**Exercise directions**: Render every one of the rows below as a JSON list of strings, with one string for each line and blank lines omitted.

**Extracted records**:
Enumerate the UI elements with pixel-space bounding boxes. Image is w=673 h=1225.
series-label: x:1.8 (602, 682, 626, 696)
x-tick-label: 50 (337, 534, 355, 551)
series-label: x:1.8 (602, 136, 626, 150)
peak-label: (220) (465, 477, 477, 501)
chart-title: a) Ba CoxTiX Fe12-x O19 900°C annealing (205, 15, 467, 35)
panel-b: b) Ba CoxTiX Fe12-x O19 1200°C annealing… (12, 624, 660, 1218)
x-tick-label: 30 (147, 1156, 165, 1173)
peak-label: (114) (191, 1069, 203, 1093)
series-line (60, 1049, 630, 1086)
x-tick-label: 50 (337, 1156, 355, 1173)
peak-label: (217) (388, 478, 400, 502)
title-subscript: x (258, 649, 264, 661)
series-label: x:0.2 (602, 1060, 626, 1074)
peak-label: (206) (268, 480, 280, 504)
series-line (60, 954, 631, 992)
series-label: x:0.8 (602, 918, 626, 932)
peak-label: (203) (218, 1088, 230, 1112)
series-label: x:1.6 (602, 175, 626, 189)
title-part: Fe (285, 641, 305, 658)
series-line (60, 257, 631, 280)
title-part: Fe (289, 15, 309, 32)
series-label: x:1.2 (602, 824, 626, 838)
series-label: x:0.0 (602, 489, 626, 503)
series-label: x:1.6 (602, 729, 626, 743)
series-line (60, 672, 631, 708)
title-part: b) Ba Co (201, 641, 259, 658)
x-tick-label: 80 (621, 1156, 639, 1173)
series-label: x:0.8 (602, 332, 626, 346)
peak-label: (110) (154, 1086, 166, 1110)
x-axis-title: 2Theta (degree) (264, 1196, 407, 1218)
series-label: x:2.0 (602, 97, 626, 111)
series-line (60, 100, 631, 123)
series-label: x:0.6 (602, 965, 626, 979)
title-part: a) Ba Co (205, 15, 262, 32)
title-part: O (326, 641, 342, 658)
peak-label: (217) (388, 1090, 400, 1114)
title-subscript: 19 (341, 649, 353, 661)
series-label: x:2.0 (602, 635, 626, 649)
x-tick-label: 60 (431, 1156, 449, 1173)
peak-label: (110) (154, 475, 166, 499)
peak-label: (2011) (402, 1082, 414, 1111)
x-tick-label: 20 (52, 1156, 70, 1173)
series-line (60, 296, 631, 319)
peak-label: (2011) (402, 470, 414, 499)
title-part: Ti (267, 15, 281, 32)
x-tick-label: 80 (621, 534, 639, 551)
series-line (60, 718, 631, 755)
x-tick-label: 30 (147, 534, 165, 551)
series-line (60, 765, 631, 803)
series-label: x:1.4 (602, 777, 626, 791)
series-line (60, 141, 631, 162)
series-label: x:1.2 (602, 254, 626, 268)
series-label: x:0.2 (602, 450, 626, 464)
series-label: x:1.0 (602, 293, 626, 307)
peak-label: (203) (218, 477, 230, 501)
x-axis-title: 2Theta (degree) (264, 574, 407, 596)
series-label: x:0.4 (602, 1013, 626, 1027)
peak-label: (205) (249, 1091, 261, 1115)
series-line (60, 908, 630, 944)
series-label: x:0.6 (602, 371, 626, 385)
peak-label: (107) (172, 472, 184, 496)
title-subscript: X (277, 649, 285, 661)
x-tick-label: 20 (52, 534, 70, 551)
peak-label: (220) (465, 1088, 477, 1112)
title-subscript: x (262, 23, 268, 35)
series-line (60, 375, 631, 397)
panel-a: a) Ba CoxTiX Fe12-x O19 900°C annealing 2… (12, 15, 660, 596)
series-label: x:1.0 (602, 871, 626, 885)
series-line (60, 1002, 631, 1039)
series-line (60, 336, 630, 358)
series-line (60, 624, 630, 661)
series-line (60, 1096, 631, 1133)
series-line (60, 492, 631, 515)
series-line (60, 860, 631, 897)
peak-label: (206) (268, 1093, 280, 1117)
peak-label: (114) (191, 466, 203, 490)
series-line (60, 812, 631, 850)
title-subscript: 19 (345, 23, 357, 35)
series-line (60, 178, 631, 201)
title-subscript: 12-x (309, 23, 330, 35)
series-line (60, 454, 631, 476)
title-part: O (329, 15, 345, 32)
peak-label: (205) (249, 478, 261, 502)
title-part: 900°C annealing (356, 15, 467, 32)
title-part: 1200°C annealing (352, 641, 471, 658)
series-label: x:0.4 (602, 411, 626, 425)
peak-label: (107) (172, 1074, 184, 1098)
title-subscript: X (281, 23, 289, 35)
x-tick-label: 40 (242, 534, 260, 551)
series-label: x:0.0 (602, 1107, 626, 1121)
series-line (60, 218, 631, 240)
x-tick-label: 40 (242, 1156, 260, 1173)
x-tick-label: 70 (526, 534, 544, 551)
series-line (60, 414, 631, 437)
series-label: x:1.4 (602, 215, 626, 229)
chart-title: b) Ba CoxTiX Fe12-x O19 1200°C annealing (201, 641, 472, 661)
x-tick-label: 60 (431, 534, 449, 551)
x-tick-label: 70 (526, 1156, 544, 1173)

**Solution**:
[
  "Enumerate the UI elements with pixel-space bounding boxes. Image is w=673 h=1225.",
  "series-label: x:1.8 (602, 682, 626, 696)",
  "x-tick-label: 50 (337, 534, 355, 551)",
  "series-label: x:1.8 (602, 136, 626, 150)",
  "peak-label: (220) (465, 477, 477, 501)",
  "chart-title: a) Ba CoxTiX Fe12-x O19 900°C annealing (205, 15, 467, 35)",
  "panel-b: b) Ba CoxTiX Fe12-x O19 1200°C annealing… (12, 624, 660, 1218)",
  "x-tick-label: 30 (147, 1156, 165, 1173)",
  "peak-label: (114) (191, 1069, 203, 1093)",
  "series-line (60, 1049, 630, 1086)",
  "x-tick-label: 50 (337, 1156, 355, 1173)",
  "peak-label: (217) (388, 478, 400, 502)",
  "title-subscript: x (258, 649, 264, 661)",
  "series-label: x:0.2 (602, 1060, 626, 1074)",
  "peak-label: (206) (268, 480, 280, 504)",
  "series-line (60, 954, 631, 992)",
  "series-label: x:0.8 (602, 918, 626, 932)",
  "peak-label: (203) (218, 1088, 230, 1112)",
  "series-label: x:1.6 (602, 175, 626, 189)",
  "title-part: Fe (285, 641, 305, 658)",
  "series-line (60, 257, 631, 280)",
  "title-part: Fe (289, 15, 309, 32)",
  "series-label: x:1.2 (602, 824, 626, 838)",
  "series-label: x:0.0 (602, 489, 626, 503)",
  "series-label: x:1.6 (602, 729, 626, 743)",
  "series-line (60, 672, 631, 708)",
  "title-part: b) Ba Co (201, 641, 259, 658)",
  "x-tick-label: 80 (621, 1156, 639, 1173)",
  "series-label: x:0.8 (602, 332, 626, 346)",
  "peak-label: (110) (154, 1086, 166, 1110)",
  "x-axis-title: 2Theta (degree) (264, 1196, 407, 1218)",
  "series-label: x:2.0 (602, 97, 626, 111)",
  "series-line (60, 100, 631, 123)",
  "series-label: x:0.6 (602, 965, 626, 979)",
  "title-part: a) Ba Co (205, 15, 262, 32)",
  "title-part: O (326, 641, 342, 658)",
  "peak-label: (217) (388, 1090, 400, 1114)",
  "title-subscript: 19 (341, 649, 353, 661)",
  "series-label: x:2.0 (602, 635, 626, 649)",
  "x-tick-label: 60 (431, 1156, 449, 1173)",
  "peak-label: (110) (154, 475, 166, 499)",
  "peak-label: (2011) (402, 1082, 414, 1111)",
  "x-tick-label: 20 (52, 1156, 70, 1173)",
  "series-line (60, 296, 631, 319)",
  "peak-label: (2011) (402, 470, 414, 499)",
  "title-part: Ti (267, 15, 281, 32)",
  "x-tick-label: 80 (621, 534, 639, 551)",
  "series-line (60, 718, 631, 755)",
  "x-tick-label: 30 (147, 534, 165, 551)",
  "series-line (60, 765, 631, 803)",
  "series-label: x:1.4 (602, 777, 626, 791)",
  "series-line (60, 141, 631, 162)",
  "series-label: x:1.2 (602, 254, 626, 268)",
  "series-label: x:0.2 (602, 450, 626, 464)",
  "series-label: x:1.0 (602, 293, 626, 307)",
  "peak-label: (203) (218, 477, 230, 501)",
  "x-axis-title: 2Theta (degree) (264, 574, 407, 596)",
  "series-label: x:0.4 (602, 1013, 626, 1027)",
  "peak-label: (205) (249, 1091, 261, 1115)",
  "series-line (60, 908, 630, 944)",
  "series-label: x:0.6 (602, 371, 626, 385)",
  "peak-label: (107) (172, 472, 184, 496)",
  "title-subscript: X (277, 649, 285, 661)",
  "x-tick-label: 20 (52, 534, 70, 551)",
  "peak-label: (220) (465, 1088, 477, 1112)",
  "title-subscript: x (262, 23, 268, 35)",
  "series-line (60, 375, 631, 397)",
  "panel-a: a) Ba CoxTiX Fe12-x O19 900°C annealing 2… (12, 15, 660, 596)",
  "series-label: x:1.0 (602, 871, 626, 885)",
  "series-line (60, 1002, 631, 1039)",
  "series-line (60, 336, 630, 358)",
  "series-line (60, 624, 630, 661)",
  "series-line (60, 1096, 631, 1133)",
  "series-line (60, 492, 631, 515)",
  "series-line (60, 860, 631, 897)",
  "peak-label: (206) (268, 1093, 280, 1117)",
  "peak-label: (114) (191, 466, 203, 490)",
  "series-line (60, 812, 631, 850)",
  "title-subscript: 19 (345, 23, 357, 35)",
  "series-line (60, 178, 631, 201)",
  "title-subscript: 12-x (309, 23, 330, 35)",
  "series-line (60, 454, 631, 476)",
  "title-part: O (329, 15, 345, 32)",
  "peak-label: (205) (249, 478, 261, 502)",
  "title-part: 900°C annealing (356, 15, 467, 32)",
  "title-part: 1200°C annealing (352, 641, 471, 658)",
  "series-label: x:0.4 (602, 411, 626, 425)",
  "peak-label: (107) (172, 1074, 184, 1098)",
  "title-subscript: X (281, 23, 289, 35)",
  "x-tick-label: 40 (242, 534, 260, 551)",
  "series-label: x:0.0 (602, 1107, 626, 1121)",
  "series-line (60, 218, 631, 240)",
  "x-tick-label: 40 (242, 1156, 260, 1173)",
  "x-tick-label: 70 (526, 534, 544, 551)",
  "series-line (60, 414, 631, 437)",
  "series-label: x:1.4 (602, 215, 626, 229)",
  "chart-title: b) Ba CoxTiX Fe12-x O19 1200°C annealing (201, 641, 472, 661)",
  "x-tick-label: 60 (431, 534, 449, 551)",
  "x-tick-label: 70 (526, 1156, 544, 1173)"
]